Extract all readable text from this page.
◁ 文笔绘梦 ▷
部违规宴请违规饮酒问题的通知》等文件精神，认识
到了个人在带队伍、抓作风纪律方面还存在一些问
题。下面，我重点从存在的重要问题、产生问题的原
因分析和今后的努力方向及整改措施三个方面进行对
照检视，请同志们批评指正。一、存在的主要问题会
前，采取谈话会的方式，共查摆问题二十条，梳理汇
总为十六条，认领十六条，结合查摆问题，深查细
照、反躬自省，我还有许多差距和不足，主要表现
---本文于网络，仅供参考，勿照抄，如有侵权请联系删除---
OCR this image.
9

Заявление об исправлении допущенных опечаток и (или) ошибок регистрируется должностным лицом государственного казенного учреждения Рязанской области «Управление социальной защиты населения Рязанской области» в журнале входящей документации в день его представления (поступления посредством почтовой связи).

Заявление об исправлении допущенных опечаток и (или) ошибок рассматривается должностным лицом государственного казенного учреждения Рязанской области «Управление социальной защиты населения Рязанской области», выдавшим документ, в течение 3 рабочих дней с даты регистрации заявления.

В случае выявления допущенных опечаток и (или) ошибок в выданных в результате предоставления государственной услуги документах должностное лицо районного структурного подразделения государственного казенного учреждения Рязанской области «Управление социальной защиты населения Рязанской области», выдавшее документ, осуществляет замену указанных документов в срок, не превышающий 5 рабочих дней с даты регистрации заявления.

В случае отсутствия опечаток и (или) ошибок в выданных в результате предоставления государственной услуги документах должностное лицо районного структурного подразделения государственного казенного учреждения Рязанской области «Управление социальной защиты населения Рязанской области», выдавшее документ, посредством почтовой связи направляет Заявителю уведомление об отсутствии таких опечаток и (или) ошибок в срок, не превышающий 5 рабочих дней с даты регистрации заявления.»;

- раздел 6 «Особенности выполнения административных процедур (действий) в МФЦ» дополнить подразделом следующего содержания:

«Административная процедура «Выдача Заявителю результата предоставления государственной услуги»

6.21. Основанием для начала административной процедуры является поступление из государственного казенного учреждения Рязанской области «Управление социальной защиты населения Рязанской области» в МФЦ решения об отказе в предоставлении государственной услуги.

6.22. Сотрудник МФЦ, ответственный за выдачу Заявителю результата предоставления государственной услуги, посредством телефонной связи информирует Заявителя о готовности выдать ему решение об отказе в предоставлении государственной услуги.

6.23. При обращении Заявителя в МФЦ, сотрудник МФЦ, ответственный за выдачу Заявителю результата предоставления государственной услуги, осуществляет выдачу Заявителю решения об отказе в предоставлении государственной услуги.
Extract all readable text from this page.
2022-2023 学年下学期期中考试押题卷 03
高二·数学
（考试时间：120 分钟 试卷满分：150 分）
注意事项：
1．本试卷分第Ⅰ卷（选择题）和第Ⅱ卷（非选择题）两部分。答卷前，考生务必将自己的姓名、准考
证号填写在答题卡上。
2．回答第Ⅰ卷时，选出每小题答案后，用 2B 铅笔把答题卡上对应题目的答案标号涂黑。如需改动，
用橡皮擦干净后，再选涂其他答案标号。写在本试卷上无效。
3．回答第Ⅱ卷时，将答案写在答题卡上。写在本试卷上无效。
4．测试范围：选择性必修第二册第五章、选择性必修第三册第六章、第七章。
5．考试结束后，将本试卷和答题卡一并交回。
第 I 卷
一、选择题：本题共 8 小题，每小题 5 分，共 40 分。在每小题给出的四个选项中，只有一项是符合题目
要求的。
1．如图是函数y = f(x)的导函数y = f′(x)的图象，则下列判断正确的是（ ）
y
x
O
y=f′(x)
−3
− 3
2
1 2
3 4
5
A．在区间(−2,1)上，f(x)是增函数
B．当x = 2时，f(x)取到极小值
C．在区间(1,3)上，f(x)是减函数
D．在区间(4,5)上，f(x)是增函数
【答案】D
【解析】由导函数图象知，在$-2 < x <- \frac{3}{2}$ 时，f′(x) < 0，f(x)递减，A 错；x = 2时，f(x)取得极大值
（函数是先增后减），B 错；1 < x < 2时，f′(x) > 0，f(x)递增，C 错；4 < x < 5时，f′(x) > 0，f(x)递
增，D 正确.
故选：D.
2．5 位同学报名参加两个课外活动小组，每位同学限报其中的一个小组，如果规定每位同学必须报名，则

____

- _THE REQUEST_
Take each line of the material that contains the word "должностное" and list it.

- _WRITTEN RESPONSE_
В случае выявления допущенных опечаток и (или) ошибок в выданных в результате предоставления государственной услуги документах должностное лицо районного структурного подразделения государственного казенного учреждения Рязанской области «Управление социальной защиты населения Рязанской области», выдавшее документ, осуществляет замену указанных документов в срок, не превышающий 5 рабочих дней с даты регистрации заявления.
В случае отсутствия опечаток и (или) ошибок в выданных в результате предоставления государственной услуги документах должностное лицо районного структурного подразделения государственного казенного учреждения Рязанской области «Управление социальной защиты населения Рязанской области», выдавшее документ, посредством почтовой связи направляет Заявителю уведомление об отсутствии таких опечаток и (или) ошибок в срок, не превышающий 5 рабочих дней с даты регистрации заявления.»;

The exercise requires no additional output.